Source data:
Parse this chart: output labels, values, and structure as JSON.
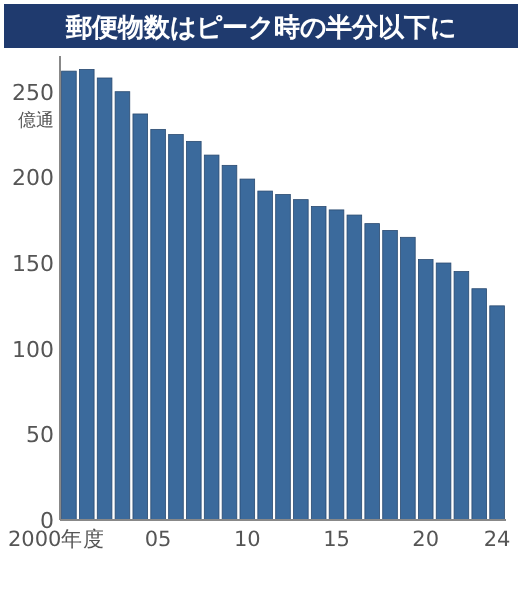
{
  "chart_data": {
    "type": "bar",
    "title": "郵便物数はピーク時の半分以下に",
    "ylabel": "億通",
    "categories": [
      "2000年度",
      null,
      null,
      null,
      null,
      "05",
      null,
      null,
      null,
      null,
      "10",
      null,
      null,
      null,
      null,
      "15",
      null,
      null,
      null,
      null,
      "20",
      null,
      null,
      null,
      "24"
    ],
    "values": [
      262,
      263,
      258,
      250,
      237,
      228,
      225,
      221,
      213,
      207,
      199,
      192,
      190,
      187,
      183,
      181,
      178,
      173,
      169,
      165,
      152,
      150,
      145,
      135,
      125
    ],
    "color": "#3b6a9c",
    "ylim": [
      0,
      265
    ],
    "yticks": [
      0,
      50,
      100,
      150,
      200,
      250
    ]
  }
}
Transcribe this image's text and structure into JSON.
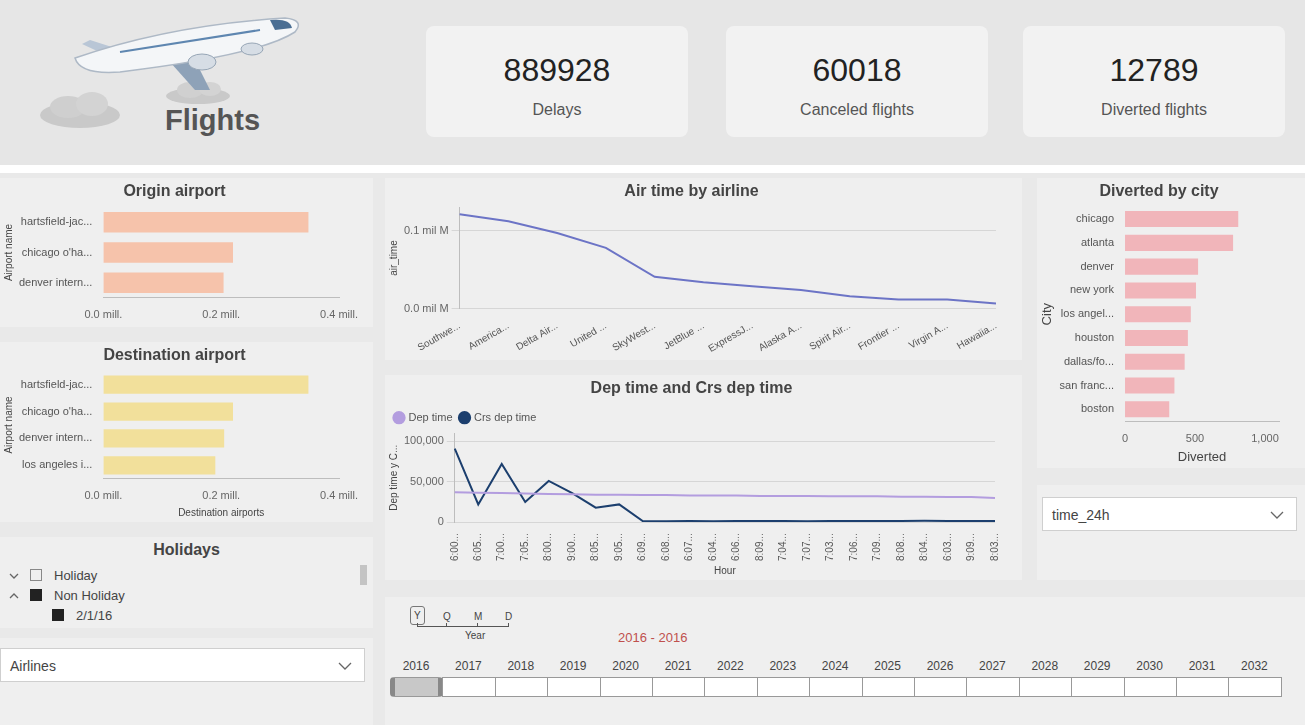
{
  "header": {
    "title": "Flights"
  },
  "cards": [
    {
      "value": 889928,
      "label": "Delays"
    },
    {
      "value": 60018,
      "label": "Canceled flights"
    },
    {
      "value": 12789,
      "label": "Diverted flights"
    }
  ],
  "chart_data": [
    {
      "type": "bar",
      "title": "Origin airport",
      "orientation": "horizontal",
      "categories": [
        "hartsfield-jac...",
        "chicago o'ha...",
        "denver intern..."
      ],
      "values": [
        0.348,
        0.22,
        0.204
      ],
      "color": "#f6c3ab",
      "y_label": "Airport name",
      "xlim": [
        0,
        0.4
      ],
      "xticks": [
        {
          "value": 0,
          "label": "0.0 mill."
        },
        {
          "value": 0.2,
          "label": "0.2 mill."
        },
        {
          "value": 0.4,
          "label": "0.4 mill."
        }
      ],
      "grid": false
    },
    {
      "type": "bar",
      "title": "Destination airport",
      "orientation": "horizontal",
      "categories": [
        "hartsfield-jac...",
        "chicago o'ha...",
        "denver intern...",
        "los angeles i..."
      ],
      "values": [
        0.348,
        0.22,
        0.205,
        0.19
      ],
      "color": "#f2e09b",
      "x_label": "Destination airports",
      "y_label": "Airport name",
      "xlim": [
        0,
        0.4
      ],
      "xticks": [
        {
          "value": 0,
          "label": "0.0 mill."
        },
        {
          "value": 0.2,
          "label": "0.2 mill."
        },
        {
          "value": 0.4,
          "label": "0.4 mill."
        }
      ],
      "grid": false
    },
    {
      "type": "line",
      "title": "Air time by airline",
      "categories": [
        "Southwe...",
        "America...",
        "Delta Air...",
        "United ...",
        "SkyWest...",
        "JetBlue ...",
        "ExpressJ...",
        "Alaska A...",
        "Spirit Air...",
        "Frontier ...",
        "Virgin A...",
        "Hawaiia..."
      ],
      "values": [
        0.121,
        0.112,
        0.097,
        0.078,
        0.041,
        0.034,
        0.029,
        0.024,
        0.016,
        0.012,
        0.012,
        0.007
      ],
      "color": "#6c74c6",
      "y_label": "air_time",
      "ylim": [
        0,
        0.13
      ],
      "yticks": [
        {
          "value": 0,
          "label": "0.0 mil M"
        },
        {
          "value": 0.1,
          "label": "0.1 mil M"
        }
      ],
      "grid": true
    },
    {
      "type": "line",
      "title": "Dep time and Crs dep time",
      "categories": [
        "6:00...",
        "6:05...",
        "7:00...",
        "7:05...",
        "8:00...",
        "9:00...",
        "8:05...",
        "9:05...",
        "6:09...",
        "6:08...",
        "6:07...",
        "6:04...",
        "6:06...",
        "8:09...",
        "7:04...",
        "7:07...",
        "7:03...",
        "7:06...",
        "7:09...",
        "8:08...",
        "8:04...",
        "6:03...",
        "9:09...",
        "8:03..."
      ],
      "series": [
        {
          "name": "Dep time",
          "color": "#b39ddf",
          "values": [
            37000,
            36500,
            36000,
            35500,
            35000,
            34500,
            34000,
            34000,
            33500,
            33500,
            33000,
            33000,
            33000,
            32500,
            32500,
            32500,
            32000,
            32000,
            32000,
            31500,
            31500,
            31000,
            31000,
            30000
          ]
        },
        {
          "name": "Crs dep time",
          "color": "#1c3f6e",
          "values": [
            91000,
            22000,
            72000,
            25000,
            51000,
            36000,
            18000,
            22000,
            1500,
            1200,
            1400,
            1300,
            1500,
            1600,
            1400,
            1300,
            1500,
            1600,
            1500,
            1400,
            1700,
            1600,
            1500,
            1400
          ]
        }
      ],
      "x_label": "Hour",
      "y_label": "Dep time y C...",
      "ylim": [
        0,
        110000
      ],
      "yticks": [
        0,
        {
          "value": 50000,
          "label": "50,000"
        },
        {
          "value": 100000,
          "label": "100,000"
        }
      ],
      "grid": true,
      "legend": "top-left"
    },
    {
      "type": "bar",
      "title": "Diverted by city",
      "orientation": "horizontal",
      "categories": [
        "chicago",
        "atlanta",
        "denver",
        "new york",
        "los angel...",
        "houston",
        "dallas/fo...",
        "san franc...",
        "boston"
      ],
      "values": [
        809,
        772,
        522,
        507,
        470,
        449,
        426,
        353,
        316
      ],
      "color": "#f1b5ba",
      "x_label": "Diverted",
      "y_label": "City",
      "xlim": [
        0,
        1100
      ],
      "xticks": [
        0,
        500,
        {
          "value": 1000,
          "label": "1,000"
        }
      ],
      "grid": false
    }
  ],
  "slicers": {
    "holidays": {
      "title": "Holidays",
      "items": [
        {
          "label": "Holiday",
          "checked": false,
          "expanded": false
        },
        {
          "label": "Non Holiday",
          "checked": true,
          "expanded": true,
          "children": [
            {
              "label": "2/1/16",
              "checked": true
            }
          ]
        }
      ]
    },
    "airlines": {
      "label": "Airlines"
    },
    "time_24h": {
      "label": "time_24h"
    },
    "timeline": {
      "granularity": [
        "Y",
        "Q",
        "M",
        "D"
      ],
      "selected_granularity": "Y",
      "level_label": "Year",
      "range_label": "2016 - 2016",
      "years": [
        2016,
        2017,
        2018,
        2019,
        2020,
        2021,
        2022,
        2023,
        2024,
        2025,
        2026,
        2027,
        2028,
        2029,
        2030,
        2031,
        2032
      ],
      "selected": [
        2016
      ]
    }
  }
}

Task prompt
Identify and copy all lines with the word "JSON".

The output
Parse this chart: output labels, values, and structure as JSON.
Transcribe this image's text and structure into JSON.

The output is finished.